— Required task —
Check each line of the data below for the word "значения", then extract the ones that have it.

****************************************

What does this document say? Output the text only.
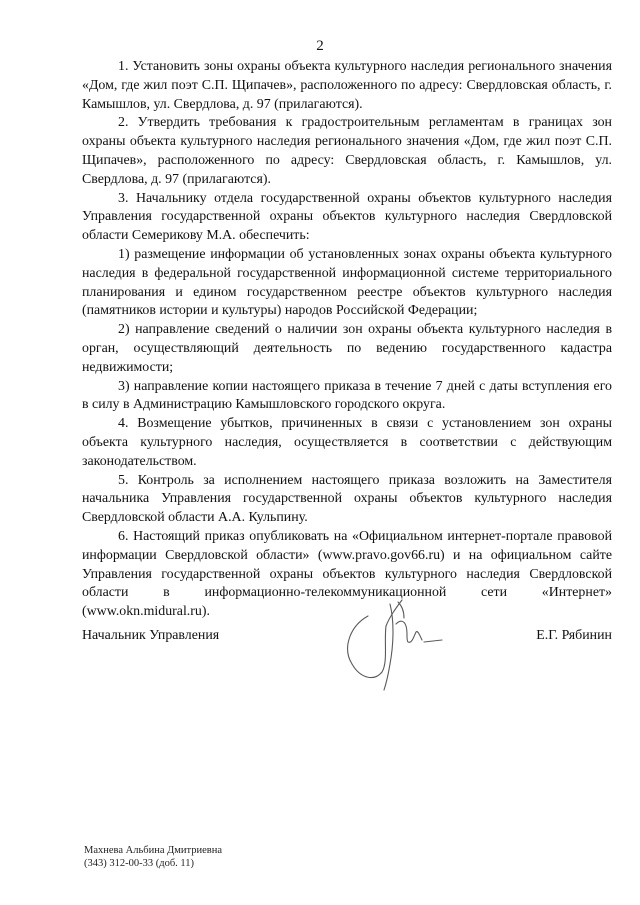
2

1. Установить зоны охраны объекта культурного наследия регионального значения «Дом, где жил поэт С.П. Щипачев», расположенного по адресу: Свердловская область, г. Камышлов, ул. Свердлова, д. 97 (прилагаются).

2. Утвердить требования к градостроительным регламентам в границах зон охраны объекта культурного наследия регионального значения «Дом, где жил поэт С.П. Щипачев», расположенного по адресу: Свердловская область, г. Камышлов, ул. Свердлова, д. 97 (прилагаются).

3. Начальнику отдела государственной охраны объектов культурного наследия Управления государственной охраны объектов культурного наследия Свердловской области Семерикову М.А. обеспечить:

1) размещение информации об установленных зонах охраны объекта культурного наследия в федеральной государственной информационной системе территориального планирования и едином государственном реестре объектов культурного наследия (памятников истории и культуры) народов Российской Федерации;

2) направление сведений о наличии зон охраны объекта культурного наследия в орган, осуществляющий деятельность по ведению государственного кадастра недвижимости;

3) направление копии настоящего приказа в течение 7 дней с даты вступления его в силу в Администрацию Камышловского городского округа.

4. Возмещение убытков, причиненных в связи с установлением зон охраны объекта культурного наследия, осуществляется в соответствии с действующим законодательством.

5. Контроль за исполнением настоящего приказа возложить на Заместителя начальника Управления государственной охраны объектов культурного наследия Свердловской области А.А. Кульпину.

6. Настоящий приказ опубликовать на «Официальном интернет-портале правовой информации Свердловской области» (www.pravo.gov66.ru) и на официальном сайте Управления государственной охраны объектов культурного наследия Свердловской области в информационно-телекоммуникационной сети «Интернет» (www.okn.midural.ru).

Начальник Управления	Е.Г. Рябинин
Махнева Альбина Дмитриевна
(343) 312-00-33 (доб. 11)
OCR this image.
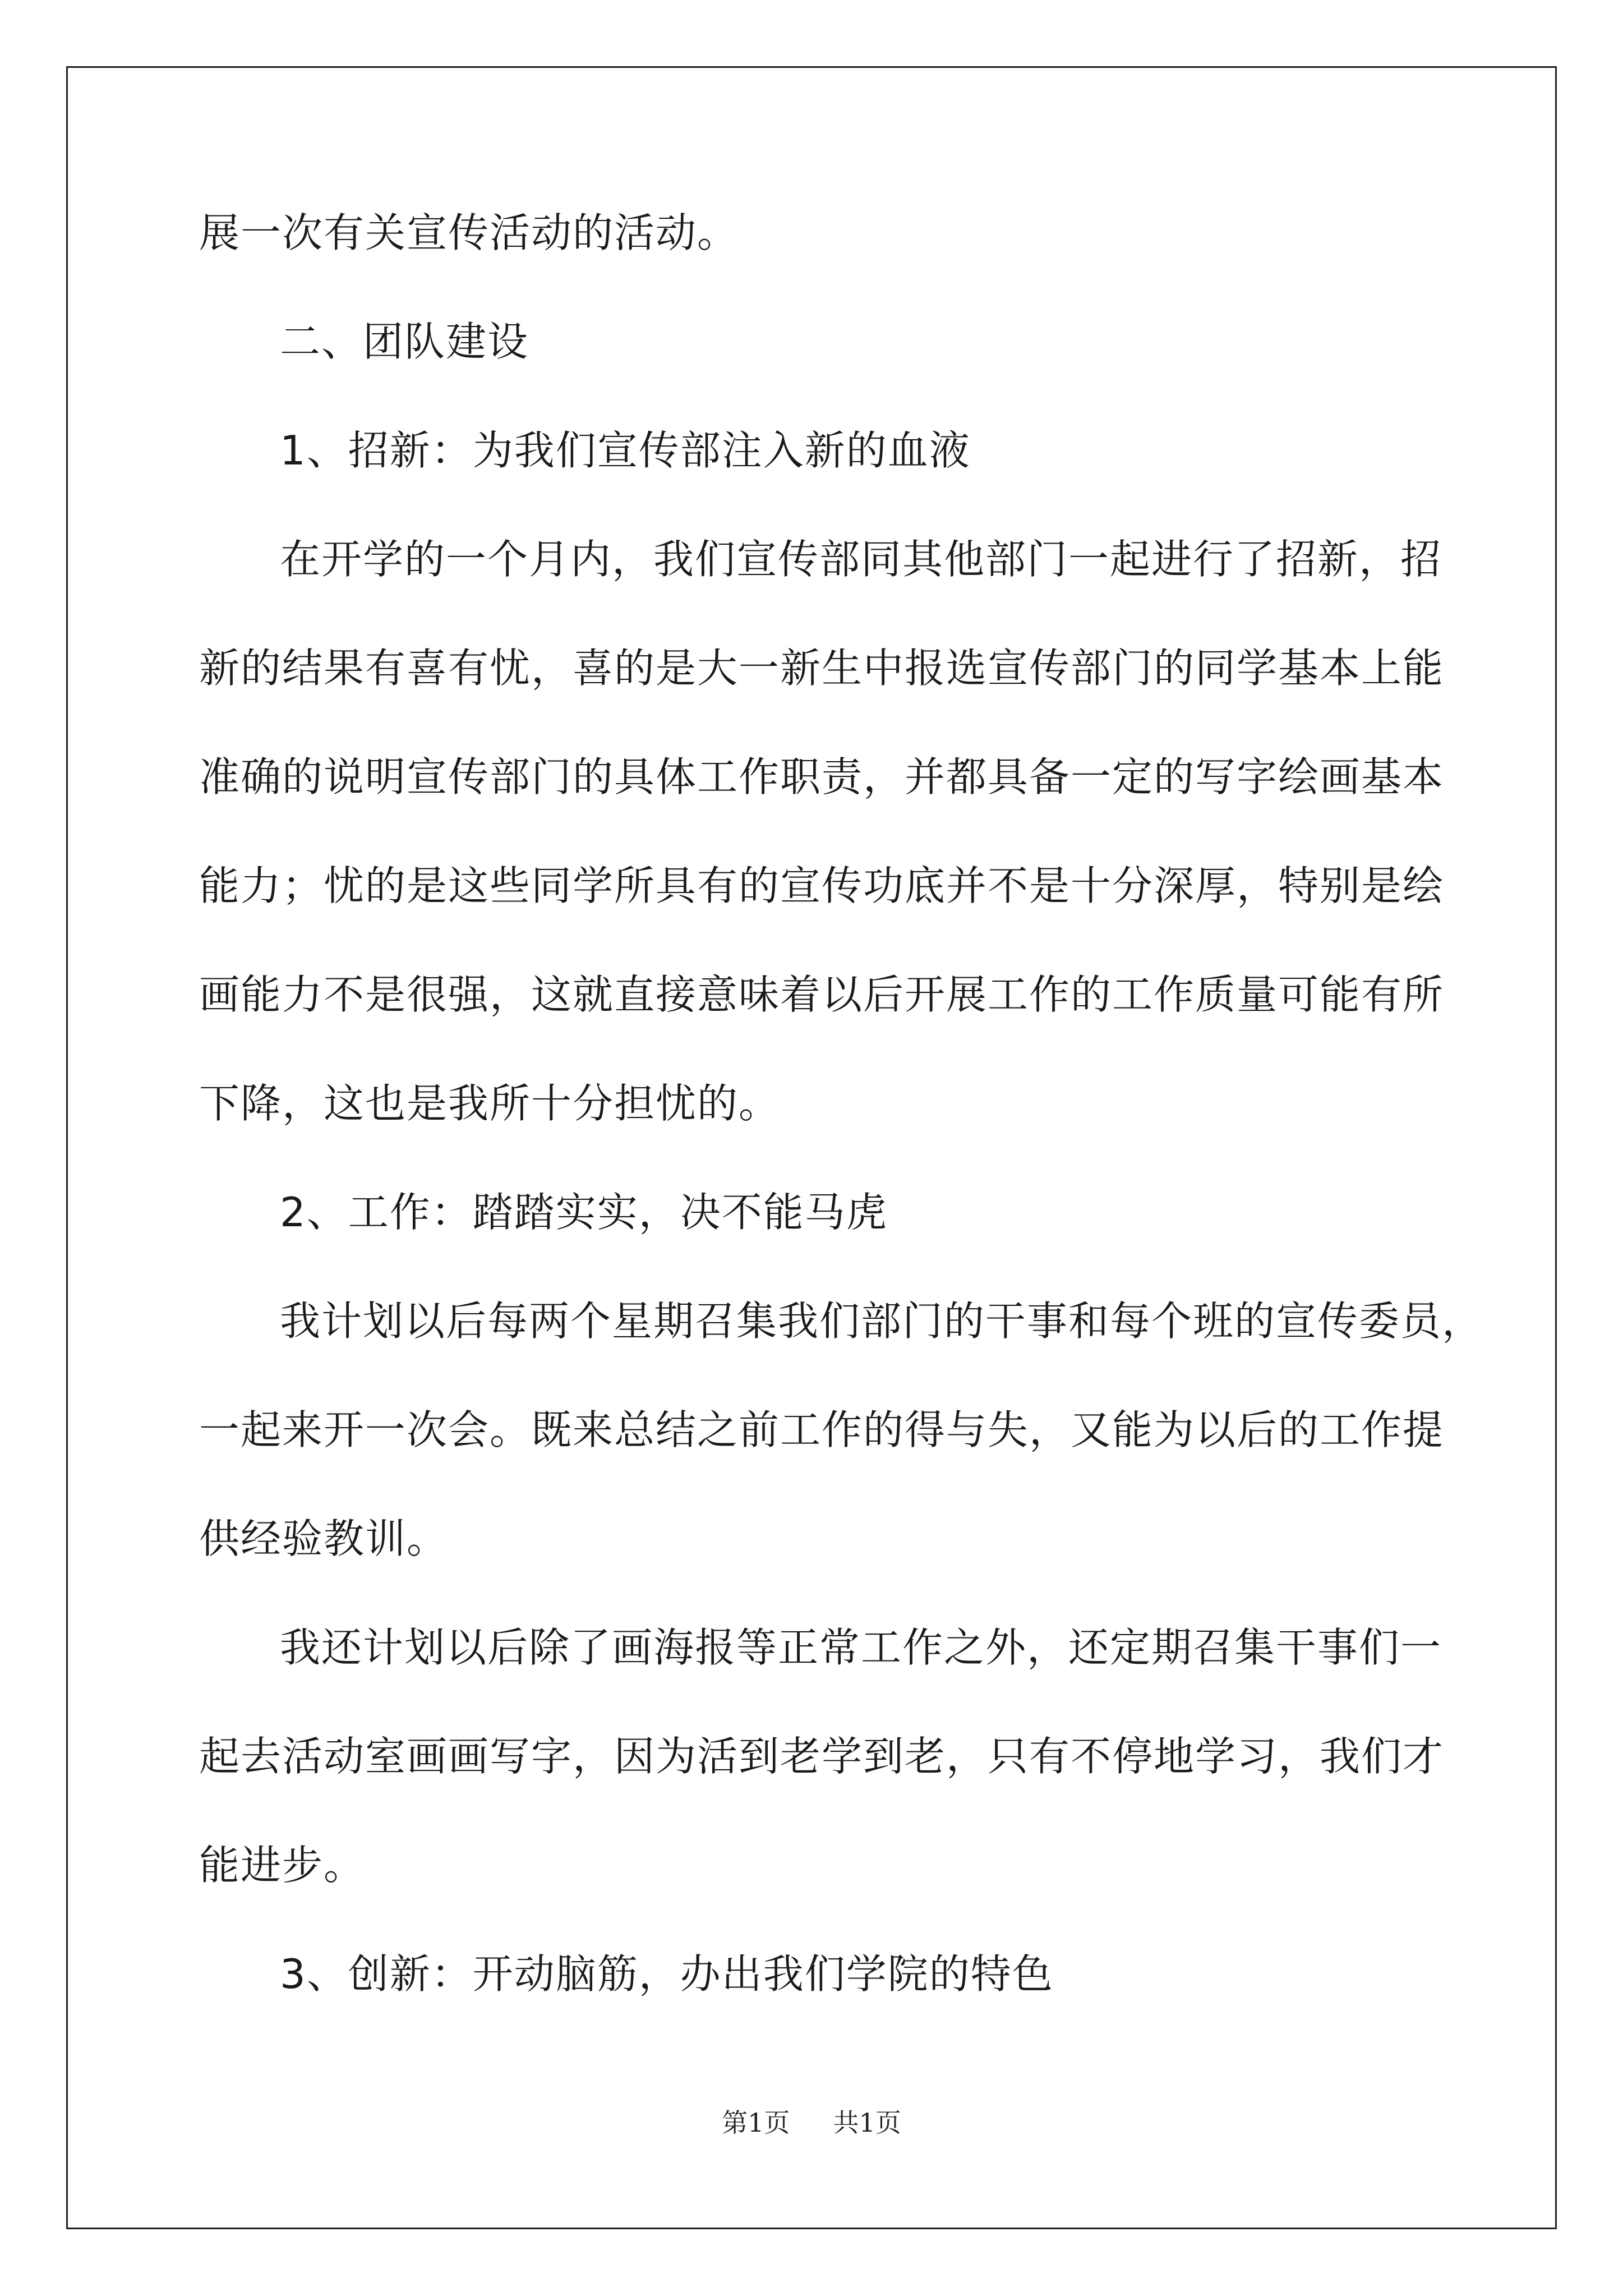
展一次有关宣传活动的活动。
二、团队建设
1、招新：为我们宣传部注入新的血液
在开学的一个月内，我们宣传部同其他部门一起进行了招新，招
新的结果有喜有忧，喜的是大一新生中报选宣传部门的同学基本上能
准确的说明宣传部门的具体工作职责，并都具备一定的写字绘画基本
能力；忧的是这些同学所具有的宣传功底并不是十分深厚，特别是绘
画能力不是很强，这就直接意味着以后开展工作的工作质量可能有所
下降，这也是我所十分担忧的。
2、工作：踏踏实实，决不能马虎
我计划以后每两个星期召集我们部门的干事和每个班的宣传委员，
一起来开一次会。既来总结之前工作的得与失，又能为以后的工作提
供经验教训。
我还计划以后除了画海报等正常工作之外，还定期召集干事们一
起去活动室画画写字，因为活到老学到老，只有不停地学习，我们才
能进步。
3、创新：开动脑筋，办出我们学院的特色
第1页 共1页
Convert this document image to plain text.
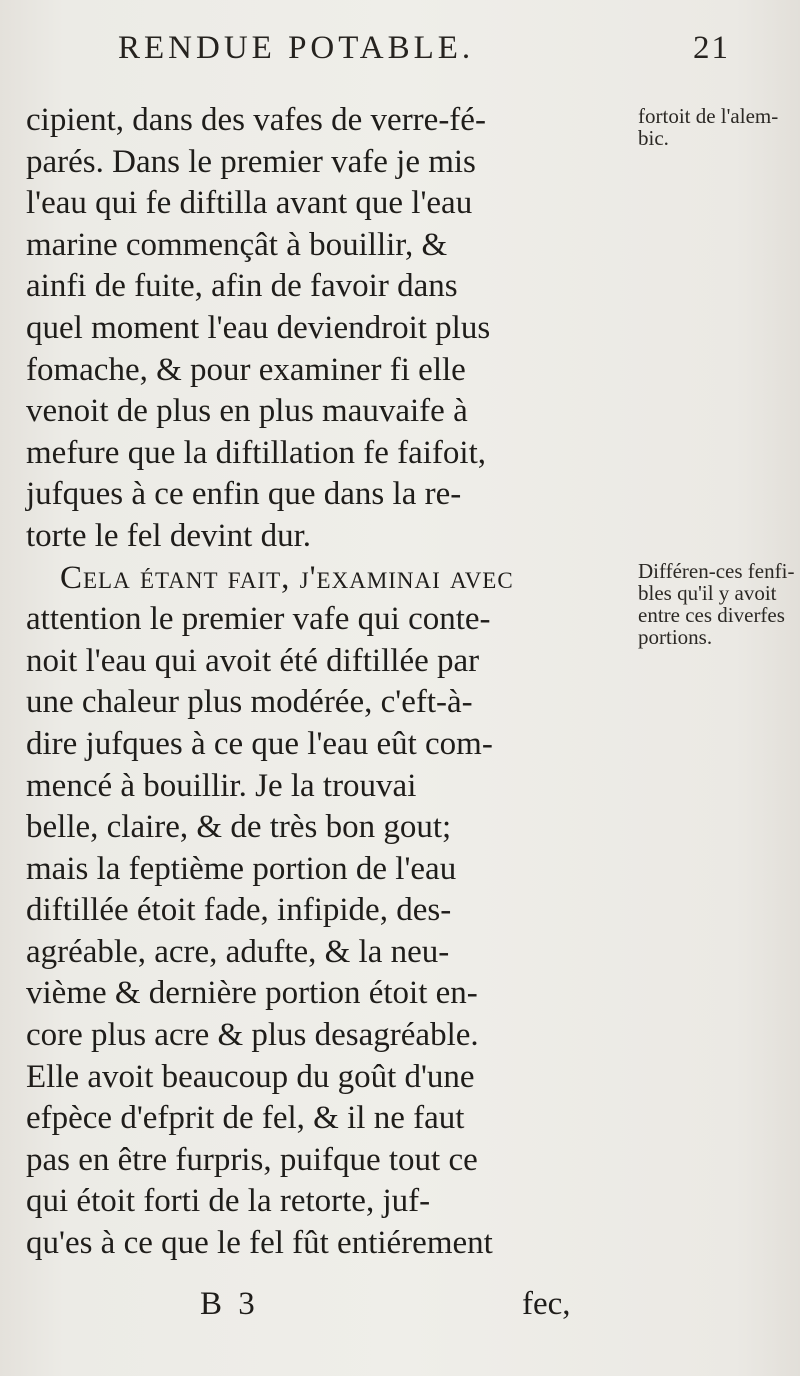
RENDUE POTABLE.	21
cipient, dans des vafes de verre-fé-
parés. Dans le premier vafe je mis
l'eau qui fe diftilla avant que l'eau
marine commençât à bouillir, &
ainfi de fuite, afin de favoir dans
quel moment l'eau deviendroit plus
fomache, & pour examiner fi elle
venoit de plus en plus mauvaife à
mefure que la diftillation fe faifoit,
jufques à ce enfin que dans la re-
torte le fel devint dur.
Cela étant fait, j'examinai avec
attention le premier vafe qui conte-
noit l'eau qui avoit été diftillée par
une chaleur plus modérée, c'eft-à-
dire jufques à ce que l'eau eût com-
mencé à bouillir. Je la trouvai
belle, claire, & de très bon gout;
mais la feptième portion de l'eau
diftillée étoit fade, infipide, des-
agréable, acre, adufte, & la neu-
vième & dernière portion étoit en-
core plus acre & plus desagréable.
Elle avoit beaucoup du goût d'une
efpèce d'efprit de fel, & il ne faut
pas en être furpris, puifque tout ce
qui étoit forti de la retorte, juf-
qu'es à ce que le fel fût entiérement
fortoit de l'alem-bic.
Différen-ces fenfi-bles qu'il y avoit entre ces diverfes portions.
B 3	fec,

****************************************

— The completed task —
1. Установить зоны охраны объекта культурного наследия регионального значения «Дом, где жил поэт С.П. Щипачев», расположенного по адресу: Свердловская область, г. Камышлов, ул. Свердлова, д. 97 (прилагаются).
2. Утвердить требования к градостроительным регламентам в границах зон охраны объекта культурного наследия регионального значения «Дом, где жил поэт С.П. Щипачев», расположенного по адресу: Свердловская область, г. Камышлов, ул. Свердлова, д. 97 (прилагаются).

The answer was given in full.